The task: Transcribe every line of the records verbatim.

Available data:
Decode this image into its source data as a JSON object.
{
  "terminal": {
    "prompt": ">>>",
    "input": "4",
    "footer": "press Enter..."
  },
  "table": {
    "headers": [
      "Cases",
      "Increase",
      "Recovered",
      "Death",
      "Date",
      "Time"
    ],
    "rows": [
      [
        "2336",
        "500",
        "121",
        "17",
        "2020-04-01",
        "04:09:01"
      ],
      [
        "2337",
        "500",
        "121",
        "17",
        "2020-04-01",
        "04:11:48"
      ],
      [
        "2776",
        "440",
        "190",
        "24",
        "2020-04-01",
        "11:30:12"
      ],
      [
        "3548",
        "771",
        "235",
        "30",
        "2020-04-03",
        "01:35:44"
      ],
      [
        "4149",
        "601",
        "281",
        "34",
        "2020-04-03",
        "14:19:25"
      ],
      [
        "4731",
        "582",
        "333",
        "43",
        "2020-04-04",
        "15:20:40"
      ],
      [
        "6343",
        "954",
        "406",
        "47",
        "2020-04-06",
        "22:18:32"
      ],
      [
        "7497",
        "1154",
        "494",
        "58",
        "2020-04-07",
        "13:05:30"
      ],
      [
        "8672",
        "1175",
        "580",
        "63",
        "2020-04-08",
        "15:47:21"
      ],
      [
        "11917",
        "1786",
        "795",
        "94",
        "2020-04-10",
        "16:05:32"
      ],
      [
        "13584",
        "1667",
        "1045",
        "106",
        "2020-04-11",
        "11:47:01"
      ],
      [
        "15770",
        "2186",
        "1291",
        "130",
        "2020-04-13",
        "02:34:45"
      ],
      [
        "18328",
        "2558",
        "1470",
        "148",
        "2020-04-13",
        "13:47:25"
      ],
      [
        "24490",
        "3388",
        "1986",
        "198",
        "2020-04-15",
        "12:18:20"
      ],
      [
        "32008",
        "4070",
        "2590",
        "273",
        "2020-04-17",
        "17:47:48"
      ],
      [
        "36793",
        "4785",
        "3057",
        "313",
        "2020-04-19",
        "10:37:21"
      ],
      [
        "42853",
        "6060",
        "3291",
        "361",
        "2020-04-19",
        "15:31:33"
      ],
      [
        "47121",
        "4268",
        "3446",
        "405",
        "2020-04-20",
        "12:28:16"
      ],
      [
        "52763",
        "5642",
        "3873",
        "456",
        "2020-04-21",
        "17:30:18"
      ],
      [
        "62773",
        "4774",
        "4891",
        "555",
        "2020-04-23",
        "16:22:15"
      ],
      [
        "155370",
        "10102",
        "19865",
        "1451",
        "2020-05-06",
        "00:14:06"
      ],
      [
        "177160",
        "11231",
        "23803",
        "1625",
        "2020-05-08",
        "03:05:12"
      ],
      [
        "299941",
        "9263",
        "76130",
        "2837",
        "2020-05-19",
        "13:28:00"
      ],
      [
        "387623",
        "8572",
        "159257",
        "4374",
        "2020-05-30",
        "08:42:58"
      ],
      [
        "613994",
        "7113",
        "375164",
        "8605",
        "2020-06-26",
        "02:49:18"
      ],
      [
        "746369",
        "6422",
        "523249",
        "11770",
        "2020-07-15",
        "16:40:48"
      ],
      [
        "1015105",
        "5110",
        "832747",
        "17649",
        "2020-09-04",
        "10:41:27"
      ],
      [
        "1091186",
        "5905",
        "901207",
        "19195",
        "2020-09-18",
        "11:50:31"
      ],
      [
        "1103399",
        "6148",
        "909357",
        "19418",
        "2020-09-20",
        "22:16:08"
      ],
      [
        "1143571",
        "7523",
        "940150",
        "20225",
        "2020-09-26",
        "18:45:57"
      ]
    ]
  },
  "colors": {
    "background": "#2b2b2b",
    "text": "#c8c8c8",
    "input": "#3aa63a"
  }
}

Worked solution:
Decode this image into its source data as a JSON object.
{
  "terminal": {
    "prompt": ">>>",
    "input": "4",
    "footer": "press Enter..."
  },
  "table": {
    "headers": [
      "Cases",
      "Increase",
      "Recovered",
      "Death",
      "Date",
      "Time"
    ],
    "rows": [
      [
        "2336",
        "500",
        "121",
        "17",
        "2020-04-01",
        "04:09:01"
      ],
      [
        "2337",
        "500",
        "121",
        "17",
        "2020-04-01",
        "04:11:48"
      ],
      [
        "2776",
        "440",
        "190",
        "24",
        "2020-04-01",
        "11:30:12"
      ],
      [
        "3548",
        "771",
        "235",
        "30",
        "2020-04-03",
        "01:35:44"
      ],
      [
        "4149",
        "601",
        "281",
        "34",
        "2020-04-03",
        "14:19:25"
      ],
      [
        "4731",
        "582",
        "333",
        "43",
        "2020-04-04",
        "15:20:40"
      ],
      [
        "6343",
        "954",
        "406",
        "47",
        "2020-04-06",
        "22:18:32"
      ],
      [
        "7497",
        "1154",
        "494",
        "58",
        "2020-04-07",
        "13:05:30"
      ],
      [
        "8672",
        "1175",
        "580",
        "63",
        "2020-04-08",
        "15:47:21"
      ],
      [
        "11917",
        "1786",
        "795",
        "94",
        "2020-04-10",
        "16:05:32"
      ],
      [
        "13584",
        "1667",
        "1045",
        "106",
        "2020-04-11",
        "11:47:01"
      ],
      [
        "15770",
        "2186",
        "1291",
        "130",
        "2020-04-13",
        "02:34:45"
      ],
      [
        "18328",
        "2558",
        "1470",
        "148",
        "2020-04-13",
        "13:47:25"
      ],
      [
        "24490",
        "3388",
        "1986",
        "198",
        "2020-04-15",
        "12:18:20"
      ],
      [
        "32008",
        "4070",
        "2590",
        "273",
        "2020-04-17",
        "17:47:48"
      ],
      [
        "36793",
        "4785",
        "3057",
        "313",
        "2020-04-19",
        "10:37:21"
      ],
      [
        "42853",
        "6060",
        "3291",
        "361",
        "2020-04-19",
        "15:31:33"
      ],
      [
        "47121",
        "4268",
        "3446",
        "405",
        "2020-04-20",
        "12:28:16"
      ],
      [
        "52763",
        "5642",
        "3873",
        "456",
        "2020-04-21",
        "17:30:18"
      ],
      [
        "62773",
        "4774",
        "4891",
        "555",
        "2020-04-23",
        "16:22:15"
      ],
      [
        "155370",
        "10102",
        "19865",
        "1451",
        "2020-05-06",
        "00:14:06"
      ],
      [
        "177160",
        "11231",
        "23803",
        "1625",
        "2020-05-08",
        "03:05:12"
      ],
      [
        "299941",
        "9263",
        "76130",
        "2837",
        "2020-05-19",
        "13:28:00"
      ],
      [
        "387623",
        "8572",
        "159257",
        "4374",
        "2020-05-30",
        "08:42:58"
      ],
      [
        "613994",
        "7113",
        "375164",
        "8605",
        "2020-06-26",
        "02:49:18"
      ],
      [
        "746369",
        "6422",
        "523249",
        "11770",
        "2020-07-15",
        "16:40:48"
      ],
      [
        "1015105",
        "5110",
        "832747",
        "17649",
        "2020-09-04",
        "10:41:27"
      ],
      [
        "1091186",
        "5905",
        "901207",
        "19195",
        "2020-09-18",
        "11:50:31"
      ],
      [
        "1103399",
        "6148",
        "909357",
        "19418",
        "2020-09-20",
        "22:16:08"
      ],
      [
        "1143571",
        "7523",
        "940150",
        "20225",
        "2020-09-26",
        "18:45:57"
      ]
    ]
  },
  "colors": {
    "background": "#2b2b2b",
    "text": "#c8c8c8",
    "input": "#3aa63a"
  }
}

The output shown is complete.